• **Records to process**:

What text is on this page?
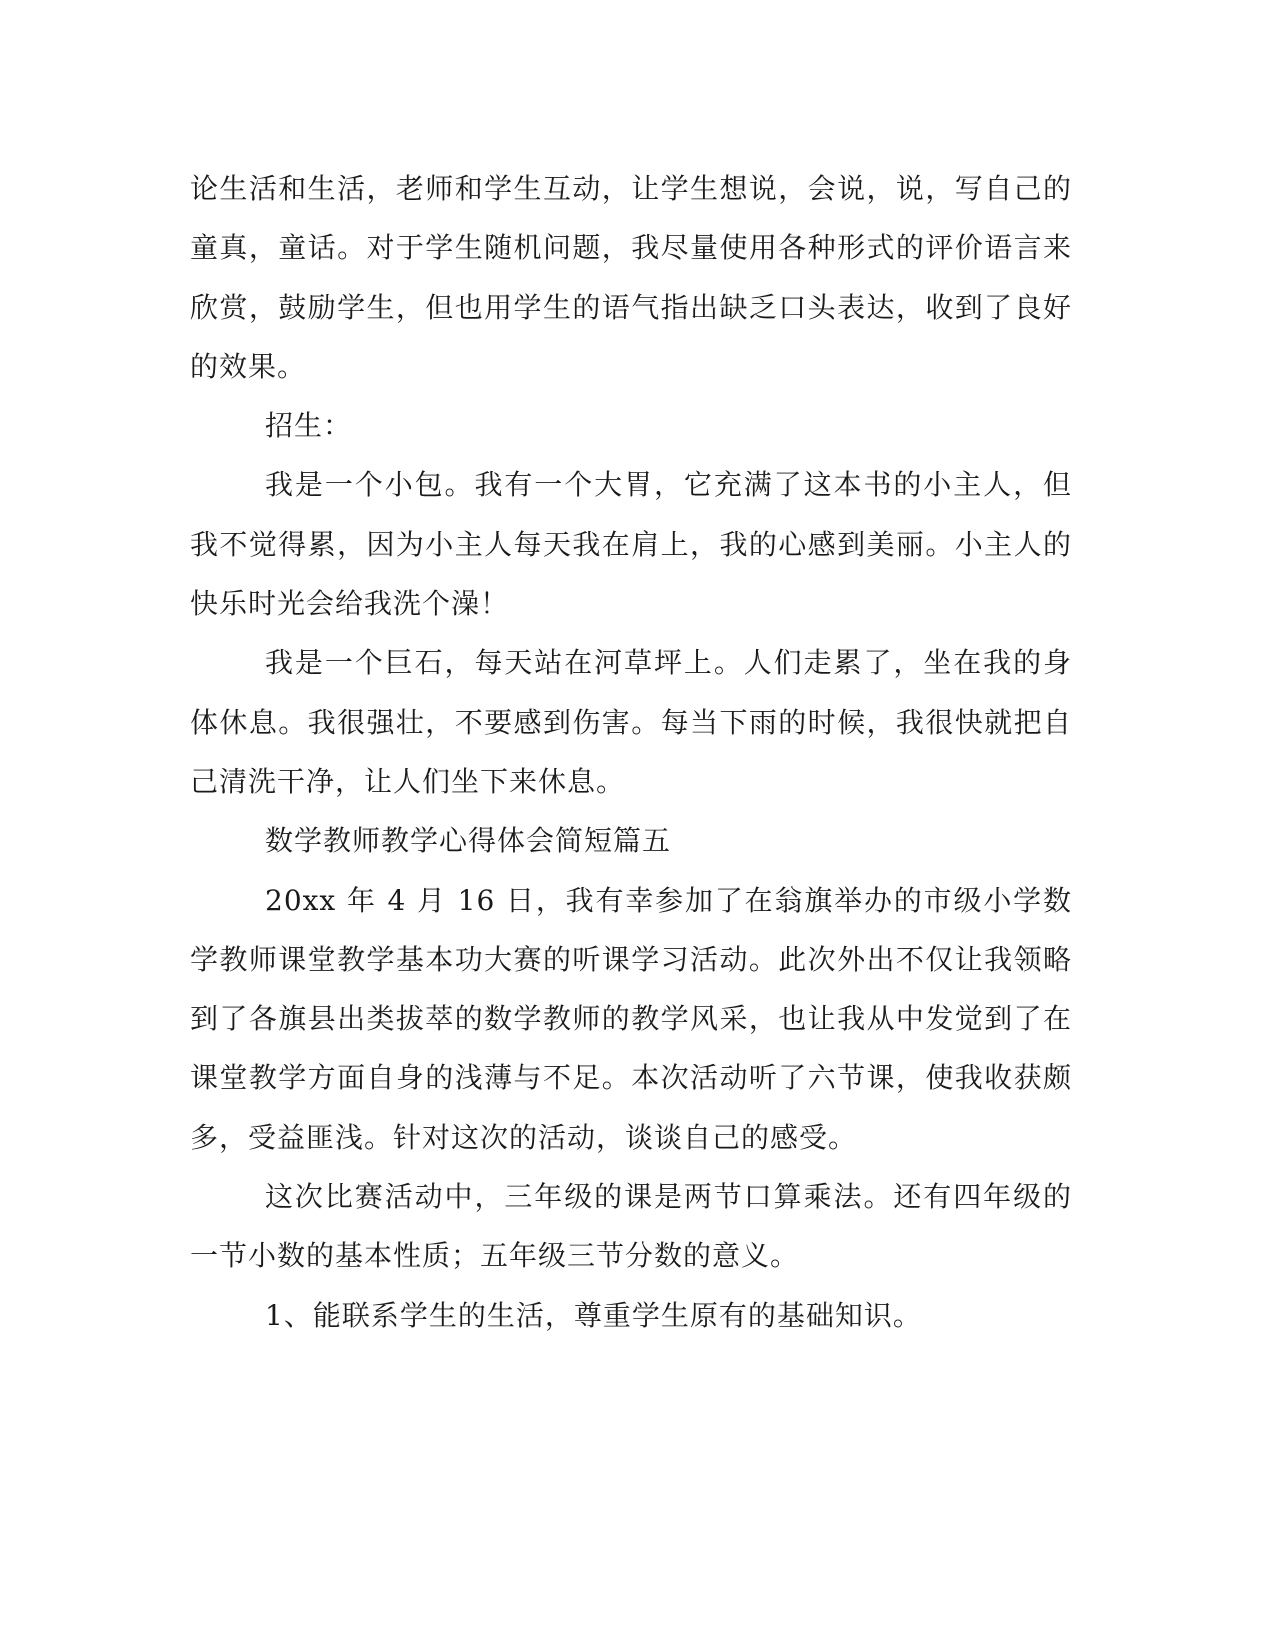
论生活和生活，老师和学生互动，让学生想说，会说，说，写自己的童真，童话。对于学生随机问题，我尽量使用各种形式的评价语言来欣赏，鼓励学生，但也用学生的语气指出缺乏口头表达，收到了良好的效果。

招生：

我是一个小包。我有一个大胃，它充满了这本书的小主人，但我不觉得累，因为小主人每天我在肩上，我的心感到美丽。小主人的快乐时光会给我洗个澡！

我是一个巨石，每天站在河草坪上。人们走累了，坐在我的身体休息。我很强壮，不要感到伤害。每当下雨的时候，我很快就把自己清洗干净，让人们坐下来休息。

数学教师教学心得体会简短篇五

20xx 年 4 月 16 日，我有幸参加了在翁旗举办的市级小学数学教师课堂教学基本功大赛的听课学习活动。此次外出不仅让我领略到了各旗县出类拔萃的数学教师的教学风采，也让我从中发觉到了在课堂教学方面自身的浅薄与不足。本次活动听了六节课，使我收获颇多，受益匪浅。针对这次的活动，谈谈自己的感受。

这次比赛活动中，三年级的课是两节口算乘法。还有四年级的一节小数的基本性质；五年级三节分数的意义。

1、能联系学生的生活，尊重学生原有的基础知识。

• **Your goal**: Repeat the data exactly, without the pictures.

• **Exercise solution**:
What text is on this page?
论生活和生活，老师和学生互动，让学生想说，会说，说，写自己的童真，童话。对于学生随机问题，我尽量使用各种形式的评价语言来欣赏，鼓励学生，但也用学生的语气指出缺乏口头表达，收到了良好的效果。

招生：

我是一个小包。我有一个大胃，它充满了这本书的小主人，但我不觉得累，因为小主人每天我在肩上，我的心感到美丽。小主人的快乐时光会给我洗个澡！

我是一个巨石，每天站在河草坪上。人们走累了，坐在我的身体休息。我很强壮，不要感到伤害。每当下雨的时候，我很快就把自己清洗干净，让人们坐下来休息。

数学教师教学心得体会简短篇五

20xx 年 4 月 16 日，我有幸参加了在翁旗举办的市级小学数学教师课堂教学基本功大赛的听课学习活动。此次外出不仅让我领略到了各旗县出类拔萃的数学教师的教学风采，也让我从中发觉到了在课堂教学方面自身的浅薄与不足。本次活动听了六节课，使我收获颇多，受益匪浅。针对这次的活动，谈谈自己的感受。

这次比赛活动中，三年级的课是两节口算乘法。还有四年级的一节小数的基本性质；五年级三节分数的意义。

1、能联系学生的生活，尊重学生原有的基础知识。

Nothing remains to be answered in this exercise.